EXERCISE AIM :: Below are the entries; state how many of their lines contain the string "Updates", and nothing more.

***** THE RECORDS *****

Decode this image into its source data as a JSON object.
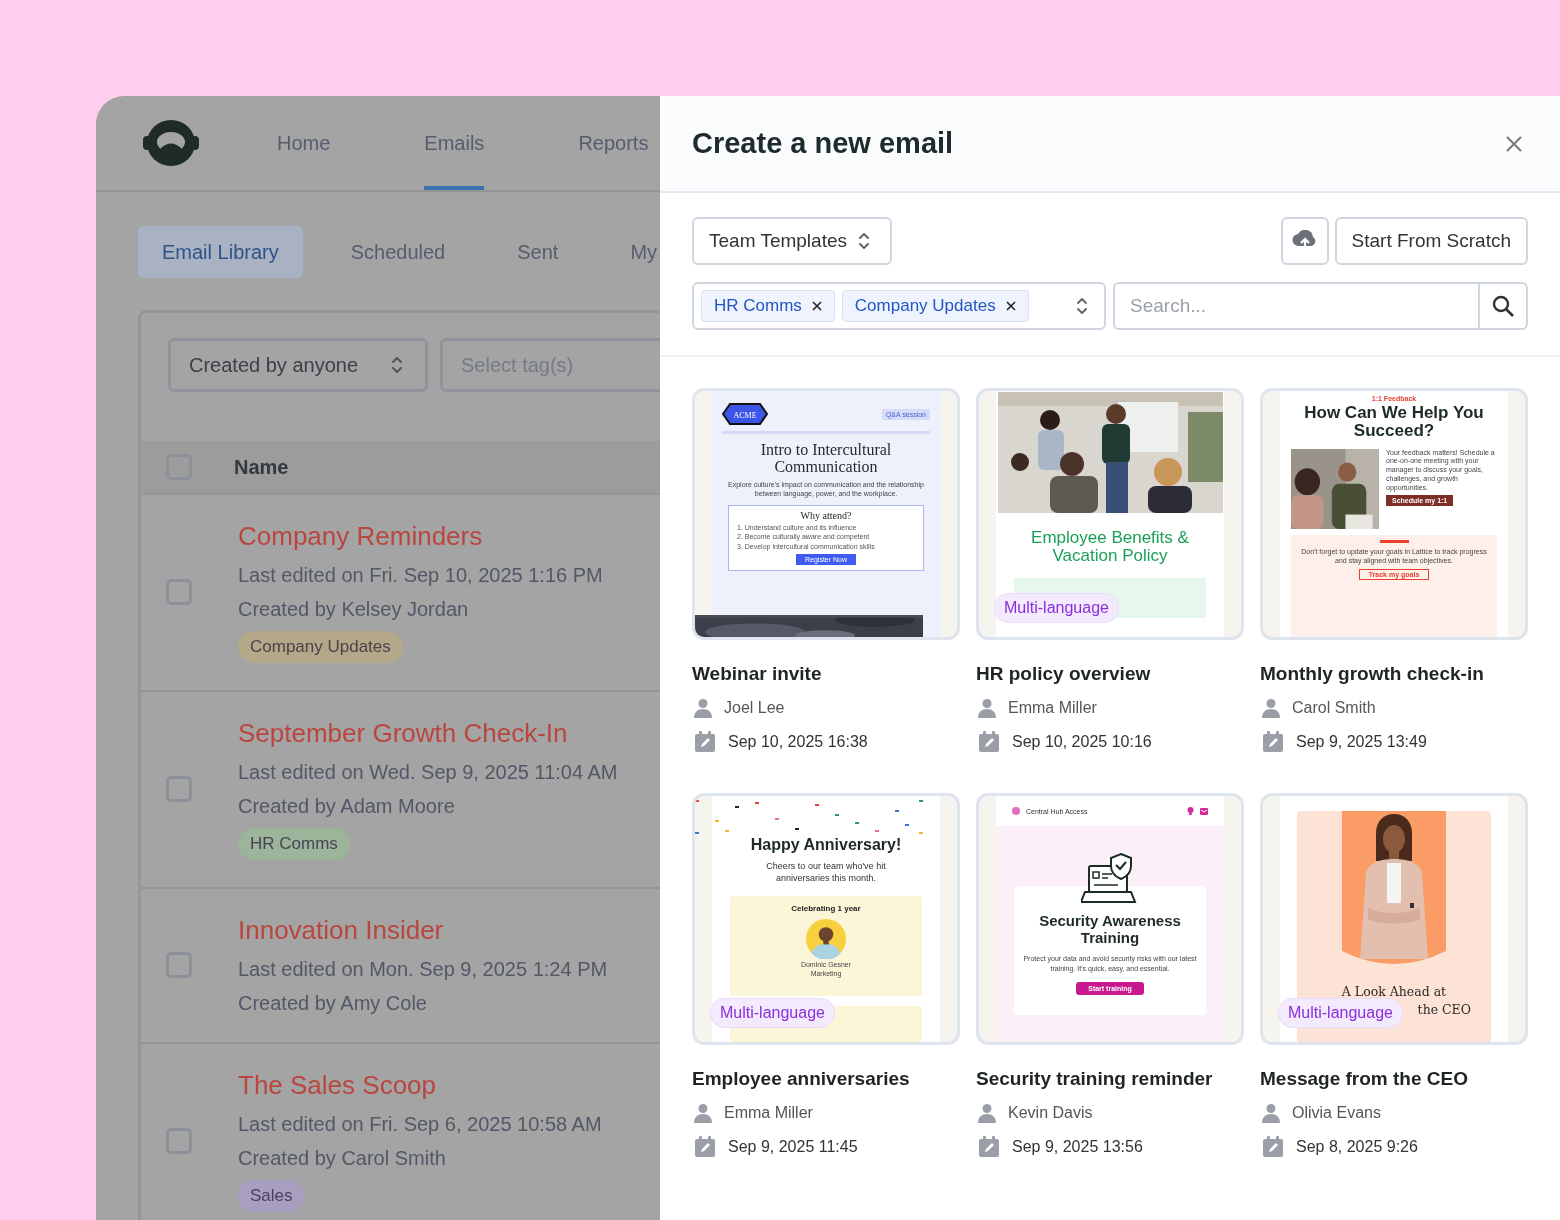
{
  "app": {
    "nav": [
      {
        "label": "Home",
        "selected": false
      },
      {
        "label": "Emails",
        "selected": true
      },
      {
        "label": "Reports",
        "selected": false
      }
    ],
    "subtabs": [
      {
        "label": "Email Library",
        "selected": true
      },
      {
        "label": "Scheduled",
        "selected": false
      },
      {
        "label": "Sent",
        "selected": false
      },
      {
        "label": "My",
        "selected": false
      }
    ],
    "creator_filter": {
      "value": "Created by anyone"
    },
    "tag_filter": {
      "placeholder": "Select tag(s)"
    },
    "table": {
      "select_all": {
        "checked": false
      },
      "columns": [
        "Name"
      ],
      "rows": [
        {
          "title": "Company Reminders",
          "edited": "Last edited on Fri. Sep 10, 2025 1:16 PM",
          "creator": "Created by Kelsey Jordan",
          "checked": false,
          "tag": {
            "label": "Company Updates",
            "color": "#b4a888"
          }
        },
        {
          "title": "September Growth Check-In",
          "edited": "Last edited on Wed. Sep 9, 2025 11:04 AM",
          "creator": "Created by Adam Moore",
          "checked": false,
          "tag": {
            "label": "HR Comms",
            "color": "#9cb49a"
          }
        },
        {
          "title": "Innovation Insider",
          "edited": "Last edited on Mon. Sep 9, 2025 1:24 PM",
          "creator": "Created by Amy Cole",
          "checked": false
        },
        {
          "title": "The Sales Scoop",
          "edited": "Last edited on Fri. Sep 6, 2025 10:58 AM",
          "creator": "Created by Carol Smith",
          "checked": false,
          "tag": {
            "label": "Sales",
            "color": "#a89ec0"
          }
        }
      ]
    }
  },
  "drawer": {
    "title": "Create a new email",
    "source": {
      "value": "Team Templates"
    },
    "start_button": "Start From Scratch",
    "tag_select": {
      "tags": [
        "HR Comms",
        "Company Updates"
      ]
    },
    "search": {
      "placeholder": "Search..."
    },
    "templates": [
      {
        "name": "Webinar invite",
        "author": "Joel Lee",
        "date": "Sep 10, 2025 16:38",
        "preview": {
          "kind": "webinar",
          "logo": "ACME",
          "badge": "Q&A session",
          "title": "Intro to Intercultural Communication",
          "text": "Explore culture's impact on communication and the relationship between language, power, and the workplace.",
          "box_title": "Why attend?",
          "points": [
            "1. Understand culture and its influence",
            "2. Become culturally aware and competent",
            "3. Develop intercultural communication skills"
          ],
          "button": "Register Now"
        }
      },
      {
        "name": "HR policy overview",
        "author": "Emma Miller",
        "date": "Sep 10, 2025 10:16",
        "badge": "Multi-language",
        "preview": {
          "kind": "policy",
          "title": "Employee Benefits & Vacation Policy"
        }
      },
      {
        "name": "Monthly growth check-in",
        "author": "Carol Smith",
        "date": "Sep 9, 2025 13:49",
        "preview": {
          "kind": "feedback",
          "eyebrow": "1:1 Feedback",
          "title": "How Can We Help You Succeed?",
          "text": "Your feedback matters! Schedule a one-on-one meeting with your manager to discuss your goals, challenges, and growth opportunities.",
          "button": "Schedule my 1:1",
          "note": "Don't forget to update your goals in Lattice to track progress and stay aligned with team objectives.",
          "link_button": "Track my goals"
        }
      },
      {
        "name": "Employee anniversaries",
        "author": "Emma Miller",
        "date": "Sep 9, 2025 11:45",
        "badge": "Multi-language",
        "preview": {
          "kind": "anniversary",
          "title": "Happy Anniversary!",
          "text": "Cheers to our team who've hit anniversaries this month.",
          "card_title": "Celebrating 1 year",
          "person": "Dominic Gesner",
          "team": "Marketing"
        }
      },
      {
        "name": "Security training reminder",
        "author": "Kevin Davis",
        "date": "Sep 9, 2025 13:56",
        "preview": {
          "kind": "security",
          "brand": "Central Hub Access",
          "title": "Security Awareness Training",
          "text": "Protect your data and avoid security risks with our latest training. It's quick, easy, and essential.",
          "button": "Start training"
        }
      },
      {
        "name": "Message from the CEO",
        "author": "Olivia Evans",
        "date": "Sep 8, 2025 9:26",
        "badge": "Multi-language",
        "preview": {
          "kind": "ceo",
          "title_lines": [
            "A Look Ahead at",
            "the CEO"
          ]
        }
      }
    ]
  }
}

*****

CORRECT RESULT :: 2